TASK TO CARRY OUT:
Leave out the pictures; transcribe all else exactly.

━━ TASK INPUTS

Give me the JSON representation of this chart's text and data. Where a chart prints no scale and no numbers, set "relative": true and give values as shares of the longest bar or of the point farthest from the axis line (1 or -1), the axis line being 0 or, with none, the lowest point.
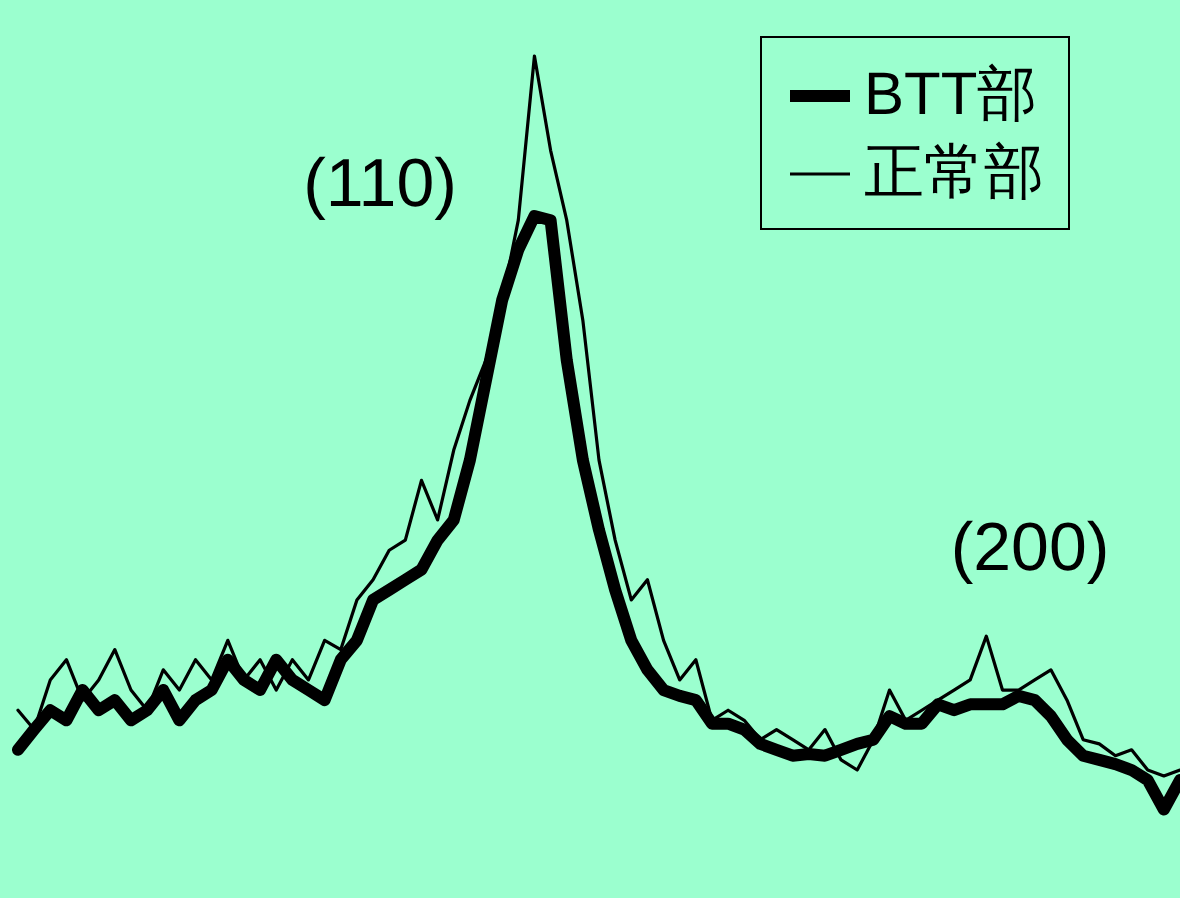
{
  "chart_data": {
    "type": "line",
    "relative": true,
    "categories": [
      null,
      null,
      null,
      null,
      null,
      null,
      null,
      null,
      null,
      null,
      null,
      null,
      null,
      null,
      null,
      null,
      null,
      null,
      null,
      null,
      null,
      null,
      null,
      null,
      null,
      null,
      null,
      null,
      null,
      null,
      null,
      null,
      null,
      null,
      null,
      null,
      null,
      null,
      null,
      null,
      null,
      null,
      null,
      null,
      null,
      null,
      null,
      null,
      null,
      null,
      null,
      null,
      null,
      null,
      null,
      null,
      null,
      null,
      null,
      null,
      null,
      null,
      null,
      null,
      null,
      null,
      null,
      null,
      null,
      null,
      null,
      null,
      null
    ],
    "series": [
      {
        "name": "BTT部",
        "color": "#000000",
        "values": [
          0.176,
          0.2,
          0.223,
          0.211,
          0.247,
          0.223,
          0.235,
          0.211,
          0.223,
          0.247,
          0.211,
          0.235,
          0.247,
          0.283,
          0.259,
          0.247,
          0.283,
          0.259,
          0.247,
          0.235,
          0.283,
          0.306,
          0.354,
          0.366,
          0.378,
          0.39,
          0.425,
          0.449,
          0.52,
          0.615,
          0.71,
          0.77,
          0.81,
          0.805,
          0.639,
          0.52,
          0.437,
          0.366,
          0.306,
          0.271,
          0.247,
          0.24,
          0.235,
          0.207,
          0.207,
          0.2,
          0.183,
          0.176,
          0.169,
          0.171,
          0.169,
          0.176,
          0.183,
          0.188,
          0.216,
          0.207,
          0.207,
          0.23,
          0.223,
          0.23,
          0.23,
          0.23,
          0.24,
          0.235,
          0.216,
          0.188,
          0.169,
          0.164,
          0.159,
          0.152,
          0.14,
          0.105,
          0.14
        ]
      },
      {
        "name": "正常部",
        "color": "#000000",
        "values": [
          0.223,
          0.2,
          0.259,
          0.283,
          0.235,
          0.259,
          0.295,
          0.247,
          0.223,
          0.271,
          0.247,
          0.283,
          0.259,
          0.306,
          0.259,
          0.283,
          0.247,
          0.283,
          0.259,
          0.306,
          0.295,
          0.354,
          0.378,
          0.413,
          0.425,
          0.496,
          0.449,
          0.532,
          0.591,
          0.639,
          0.71,
          0.805,
          1,
          0.888,
          0.805,
          0.686,
          0.52,
          0.425,
          0.354,
          0.378,
          0.306,
          0.259,
          0.283,
          0.211,
          0.223,
          0.211,
          0.188,
          0.2,
          0.188,
          0.176,
          0.2,
          0.164,
          0.152,
          0.188,
          0.247,
          0.211,
          0.223,
          0.235,
          0.247,
          0.259,
          0.311,
          0.247,
          0.247,
          0.259,
          0.271,
          0.235,
          0.188,
          0.183,
          0.169,
          0.176,
          0.152,
          0.145,
          0.152
        ]
      }
    ],
    "annotations": [
      "(110)",
      "(200)"
    ],
    "legend": "top right",
    "grid": false,
    "line_style": "solid"
  }
}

━━━━

TASK SOLUTION:
Give me the JSON representation of this chart's text and data. Where a chart prints no scale and no numbers, set "relative": true and give values as shares of the longest bar or of the point farthest from the axis line (1 or -1), the axis line being 0 or, with none, the lowest point.
{
  "chart_data": {
    "type": "line",
    "relative": true,
    "categories": [
      null,
      null,
      null,
      null,
      null,
      null,
      null,
      null,
      null,
      null,
      null,
      null,
      null,
      null,
      null,
      null,
      null,
      null,
      null,
      null,
      null,
      null,
      null,
      null,
      null,
      null,
      null,
      null,
      null,
      null,
      null,
      null,
      null,
      null,
      null,
      null,
      null,
      null,
      null,
      null,
      null,
      null,
      null,
      null,
      null,
      null,
      null,
      null,
      null,
      null,
      null,
      null,
      null,
      null,
      null,
      null,
      null,
      null,
      null,
      null,
      null,
      null,
      null,
      null,
      null,
      null,
      null,
      null,
      null,
      null,
      null,
      null,
      null
    ],
    "series": [
      {
        "name": "BTT部",
        "color": "#000000",
        "values": [
          0.176,
          0.2,
          0.223,
          0.211,
          0.247,
          0.223,
          0.235,
          0.211,
          0.223,
          0.247,
          0.211,
          0.235,
          0.247,
          0.283,
          0.259,
          0.247,
          0.283,
          0.259,
          0.247,
          0.235,
          0.283,
          0.306,
          0.354,
          0.366,
          0.378,
          0.39,
          0.425,
          0.449,
          0.52,
          0.615,
          0.71,
          0.77,
          0.81,
          0.805,
          0.639,
          0.52,
          0.437,
          0.366,
          0.306,
          0.271,
          0.247,
          0.24,
          0.235,
          0.207,
          0.207,
          0.2,
          0.183,
          0.176,
          0.169,
          0.171,
          0.169,
          0.176,
          0.183,
          0.188,
          0.216,
          0.207,
          0.207,
          0.23,
          0.223,
          0.23,
          0.23,
          0.23,
          0.24,
          0.235,
          0.216,
          0.188,
          0.169,
          0.164,
          0.159,
          0.152,
          0.14,
          0.105,
          0.14
        ]
      },
      {
        "name": "正常部",
        "color": "#000000",
        "values": [
          0.223,
          0.2,
          0.259,
          0.283,
          0.235,
          0.259,
          0.295,
          0.247,
          0.223,
          0.271,
          0.247,
          0.283,
          0.259,
          0.306,
          0.259,
          0.283,
          0.247,
          0.283,
          0.259,
          0.306,
          0.295,
          0.354,
          0.378,
          0.413,
          0.425,
          0.496,
          0.449,
          0.532,
          0.591,
          0.639,
          0.71,
          0.805,
          1,
          0.888,
          0.805,
          0.686,
          0.52,
          0.425,
          0.354,
          0.378,
          0.306,
          0.259,
          0.283,
          0.211,
          0.223,
          0.211,
          0.188,
          0.2,
          0.188,
          0.176,
          0.2,
          0.164,
          0.152,
          0.188,
          0.247,
          0.211,
          0.223,
          0.235,
          0.247,
          0.259,
          0.311,
          0.247,
          0.247,
          0.259,
          0.271,
          0.235,
          0.188,
          0.183,
          0.169,
          0.176,
          0.152,
          0.145,
          0.152
        ]
      }
    ],
    "annotations": [
      "(110)",
      "(200)"
    ],
    "legend": "top right",
    "grid": false,
    "line_style": "solid"
  }
}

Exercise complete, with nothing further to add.